— begin Records to use —

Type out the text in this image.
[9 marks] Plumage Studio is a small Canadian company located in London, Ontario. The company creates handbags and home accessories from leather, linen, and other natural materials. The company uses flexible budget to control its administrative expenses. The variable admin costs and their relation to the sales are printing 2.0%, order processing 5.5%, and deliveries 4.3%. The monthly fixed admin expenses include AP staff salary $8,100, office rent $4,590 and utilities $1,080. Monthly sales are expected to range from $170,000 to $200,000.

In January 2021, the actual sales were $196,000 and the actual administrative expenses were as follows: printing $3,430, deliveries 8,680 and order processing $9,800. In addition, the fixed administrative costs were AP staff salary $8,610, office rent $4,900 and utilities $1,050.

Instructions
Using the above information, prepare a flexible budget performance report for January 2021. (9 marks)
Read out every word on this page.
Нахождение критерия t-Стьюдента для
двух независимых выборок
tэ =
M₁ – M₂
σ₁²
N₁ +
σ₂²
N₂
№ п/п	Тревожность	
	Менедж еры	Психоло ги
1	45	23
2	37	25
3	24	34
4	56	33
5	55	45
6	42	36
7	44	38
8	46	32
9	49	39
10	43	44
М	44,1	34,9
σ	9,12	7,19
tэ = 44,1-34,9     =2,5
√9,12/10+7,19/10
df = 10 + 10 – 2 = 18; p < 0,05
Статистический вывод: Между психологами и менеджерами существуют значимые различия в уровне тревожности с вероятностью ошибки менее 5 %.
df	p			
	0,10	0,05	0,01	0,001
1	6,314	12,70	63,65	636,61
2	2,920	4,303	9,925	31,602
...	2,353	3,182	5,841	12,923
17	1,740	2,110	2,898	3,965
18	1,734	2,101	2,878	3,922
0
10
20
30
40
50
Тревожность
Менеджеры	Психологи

— end Records to use —
— begin Records to use —

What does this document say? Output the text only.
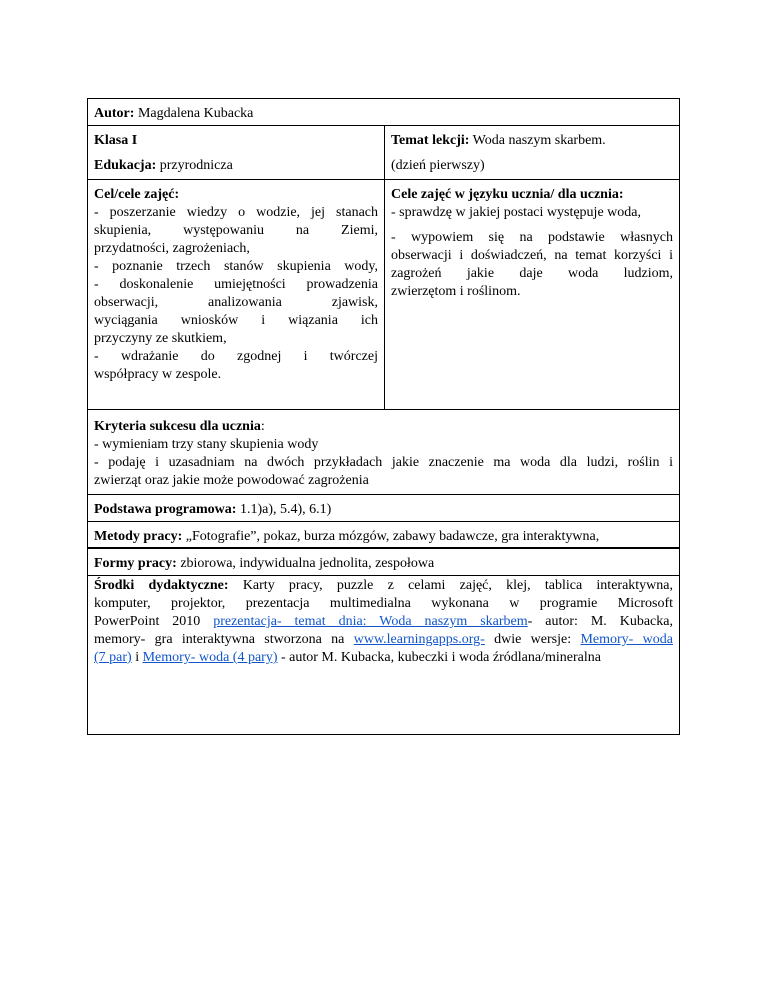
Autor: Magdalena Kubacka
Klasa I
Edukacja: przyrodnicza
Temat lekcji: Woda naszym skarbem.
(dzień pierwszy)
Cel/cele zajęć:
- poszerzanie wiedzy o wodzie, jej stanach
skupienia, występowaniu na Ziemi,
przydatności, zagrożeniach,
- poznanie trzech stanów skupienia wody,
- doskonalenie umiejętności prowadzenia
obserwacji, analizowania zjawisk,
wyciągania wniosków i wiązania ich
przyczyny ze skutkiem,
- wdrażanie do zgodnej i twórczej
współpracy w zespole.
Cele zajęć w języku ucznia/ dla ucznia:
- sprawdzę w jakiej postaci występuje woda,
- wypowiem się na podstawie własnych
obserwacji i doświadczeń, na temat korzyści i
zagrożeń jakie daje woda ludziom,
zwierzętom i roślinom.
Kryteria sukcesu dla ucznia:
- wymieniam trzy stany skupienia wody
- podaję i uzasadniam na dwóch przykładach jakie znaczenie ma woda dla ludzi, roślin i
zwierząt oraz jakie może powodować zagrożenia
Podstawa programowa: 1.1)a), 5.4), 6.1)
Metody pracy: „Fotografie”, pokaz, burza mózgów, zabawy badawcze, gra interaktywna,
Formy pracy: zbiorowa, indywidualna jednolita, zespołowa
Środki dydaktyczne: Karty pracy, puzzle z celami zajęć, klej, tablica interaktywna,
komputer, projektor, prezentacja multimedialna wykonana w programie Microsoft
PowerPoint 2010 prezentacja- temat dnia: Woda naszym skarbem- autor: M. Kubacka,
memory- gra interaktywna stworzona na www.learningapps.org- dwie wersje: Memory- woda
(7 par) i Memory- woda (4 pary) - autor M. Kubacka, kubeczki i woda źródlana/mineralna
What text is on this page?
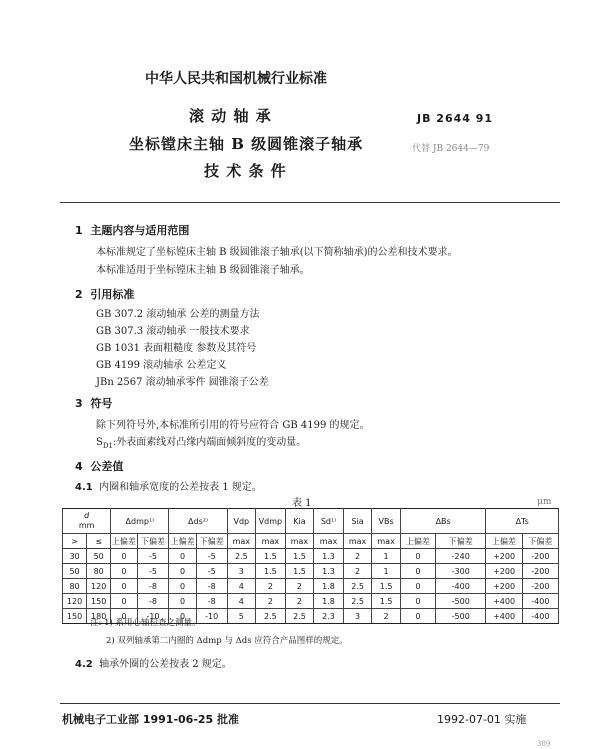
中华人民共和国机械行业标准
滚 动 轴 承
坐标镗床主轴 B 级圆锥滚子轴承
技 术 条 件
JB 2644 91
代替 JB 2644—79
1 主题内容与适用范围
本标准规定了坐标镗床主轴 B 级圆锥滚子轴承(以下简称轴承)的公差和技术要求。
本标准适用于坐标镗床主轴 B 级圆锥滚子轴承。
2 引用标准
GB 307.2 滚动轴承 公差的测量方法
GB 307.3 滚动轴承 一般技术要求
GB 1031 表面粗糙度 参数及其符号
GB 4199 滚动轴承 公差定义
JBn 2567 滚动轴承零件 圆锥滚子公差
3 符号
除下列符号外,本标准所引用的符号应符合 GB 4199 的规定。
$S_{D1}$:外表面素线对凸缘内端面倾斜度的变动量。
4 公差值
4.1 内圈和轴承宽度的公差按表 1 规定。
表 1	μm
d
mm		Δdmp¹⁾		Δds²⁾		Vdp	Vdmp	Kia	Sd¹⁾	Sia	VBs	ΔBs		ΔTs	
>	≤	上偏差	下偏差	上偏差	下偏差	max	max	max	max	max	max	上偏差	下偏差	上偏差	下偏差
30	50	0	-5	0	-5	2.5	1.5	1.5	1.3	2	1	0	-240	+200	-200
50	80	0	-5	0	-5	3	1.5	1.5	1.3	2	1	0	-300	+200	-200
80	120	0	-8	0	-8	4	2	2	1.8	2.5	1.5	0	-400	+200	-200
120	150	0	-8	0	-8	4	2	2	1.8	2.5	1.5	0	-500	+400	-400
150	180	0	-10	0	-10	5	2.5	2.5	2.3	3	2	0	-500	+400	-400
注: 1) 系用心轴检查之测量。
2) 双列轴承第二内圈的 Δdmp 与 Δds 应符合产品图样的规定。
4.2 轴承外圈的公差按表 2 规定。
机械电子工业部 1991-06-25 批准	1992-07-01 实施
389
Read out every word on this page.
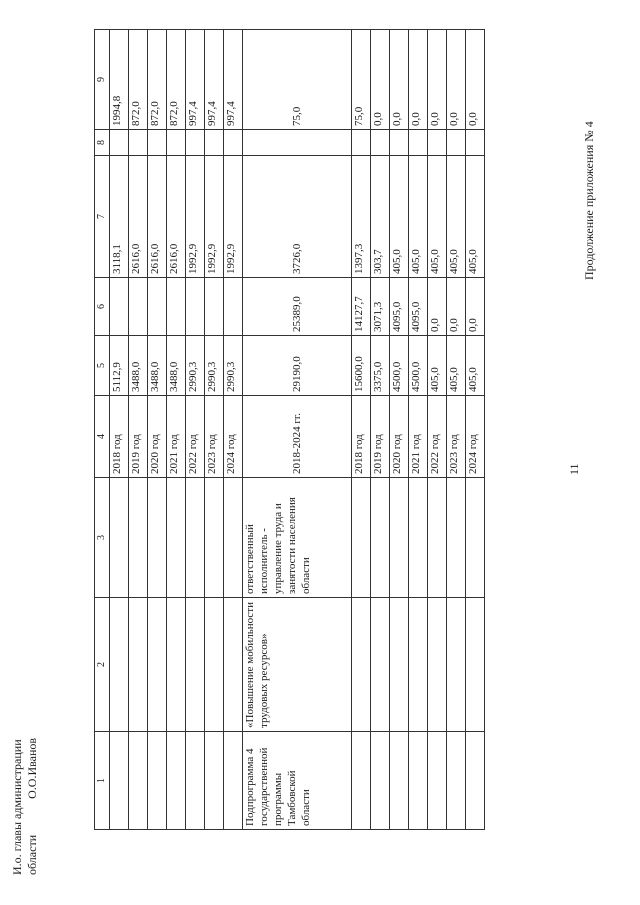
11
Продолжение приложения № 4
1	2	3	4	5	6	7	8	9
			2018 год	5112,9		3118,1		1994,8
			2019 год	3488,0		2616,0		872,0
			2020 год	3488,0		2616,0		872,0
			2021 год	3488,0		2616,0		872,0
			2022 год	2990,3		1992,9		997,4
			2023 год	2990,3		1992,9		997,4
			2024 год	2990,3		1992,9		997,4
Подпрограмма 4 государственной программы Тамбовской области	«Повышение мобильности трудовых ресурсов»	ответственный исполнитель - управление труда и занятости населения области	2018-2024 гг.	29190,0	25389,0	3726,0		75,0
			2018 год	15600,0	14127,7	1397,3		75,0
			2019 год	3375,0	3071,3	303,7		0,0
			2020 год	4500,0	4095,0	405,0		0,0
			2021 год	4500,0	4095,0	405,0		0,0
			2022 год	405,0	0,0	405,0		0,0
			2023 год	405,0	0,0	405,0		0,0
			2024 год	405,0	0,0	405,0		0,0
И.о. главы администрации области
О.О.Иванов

— end Records to use —

What to produce:
Copy out all lines where the word "sales" appears.

Completed exercise:
[9 marks] Plumage Studio is a small Canadian company located in London, Ontario. The company creates handbags and home accessories from leather, linen, and other natural materials. The company uses flexible budget to control its administrative expenses. The variable admin costs and their relation to the sales are printing 2.0%, order processing 5.5%, and deliveries 4.3%. The monthly fixed admin expenses include AP staff salary $8,100, office rent $4,590 and utilities $1,080. Monthly sales are expected to range from $170,000 to $200,000.
In January 2021, the actual sales were $196,000 and the actual administrative expenses were as follows: printing $3,430, deliveries 8,680 and order processing $9,800. In addition, the fixed administrative costs were AP staff salary $8,610, office rent $4,900 and utilities $1,050.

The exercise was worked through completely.